TO BE DONE:
Extract, from the records beneath this instruction, each line that contains the word "found".

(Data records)
_ _ _

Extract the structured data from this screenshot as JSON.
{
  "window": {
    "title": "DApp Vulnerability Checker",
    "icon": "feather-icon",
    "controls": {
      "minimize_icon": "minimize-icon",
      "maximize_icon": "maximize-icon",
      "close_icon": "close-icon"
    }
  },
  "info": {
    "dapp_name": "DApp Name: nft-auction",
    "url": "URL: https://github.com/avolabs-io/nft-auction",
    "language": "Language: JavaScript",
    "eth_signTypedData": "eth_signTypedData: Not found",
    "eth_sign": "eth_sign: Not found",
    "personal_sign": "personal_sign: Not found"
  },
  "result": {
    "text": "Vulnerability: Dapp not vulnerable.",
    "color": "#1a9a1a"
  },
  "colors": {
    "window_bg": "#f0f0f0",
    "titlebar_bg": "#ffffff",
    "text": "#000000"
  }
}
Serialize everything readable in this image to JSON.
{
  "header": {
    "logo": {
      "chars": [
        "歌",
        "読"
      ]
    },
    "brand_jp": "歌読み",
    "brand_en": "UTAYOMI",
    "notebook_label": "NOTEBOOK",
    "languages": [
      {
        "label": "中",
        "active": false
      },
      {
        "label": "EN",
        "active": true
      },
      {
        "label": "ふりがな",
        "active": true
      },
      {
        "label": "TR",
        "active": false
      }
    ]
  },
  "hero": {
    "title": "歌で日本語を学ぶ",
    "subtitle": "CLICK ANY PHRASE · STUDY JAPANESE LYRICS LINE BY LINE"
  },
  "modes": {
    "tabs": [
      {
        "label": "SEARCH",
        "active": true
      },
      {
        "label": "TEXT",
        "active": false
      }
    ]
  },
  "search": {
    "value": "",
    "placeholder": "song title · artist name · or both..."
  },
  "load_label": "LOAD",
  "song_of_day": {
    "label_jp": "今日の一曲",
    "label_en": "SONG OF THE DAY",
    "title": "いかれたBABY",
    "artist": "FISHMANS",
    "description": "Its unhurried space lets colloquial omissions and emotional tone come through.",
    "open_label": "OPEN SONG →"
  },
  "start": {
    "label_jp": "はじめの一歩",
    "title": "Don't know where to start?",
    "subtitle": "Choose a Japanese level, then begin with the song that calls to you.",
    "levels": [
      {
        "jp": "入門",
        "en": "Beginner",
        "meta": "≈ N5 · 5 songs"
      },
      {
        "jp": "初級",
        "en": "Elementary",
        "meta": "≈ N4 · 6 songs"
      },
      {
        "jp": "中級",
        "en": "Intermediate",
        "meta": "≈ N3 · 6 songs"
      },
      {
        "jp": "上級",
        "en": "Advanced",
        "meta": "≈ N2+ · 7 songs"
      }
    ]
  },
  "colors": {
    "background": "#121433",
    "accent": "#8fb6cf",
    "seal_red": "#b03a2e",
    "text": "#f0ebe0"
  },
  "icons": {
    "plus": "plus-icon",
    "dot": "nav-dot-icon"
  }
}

_ _ _

WORKED ANSWER:
    "eth_signTypedData": "eth_signTypedData: Not found",
    "eth_sign": "eth_sign: Not found",
    "personal_sign": "personal_sign: Not found"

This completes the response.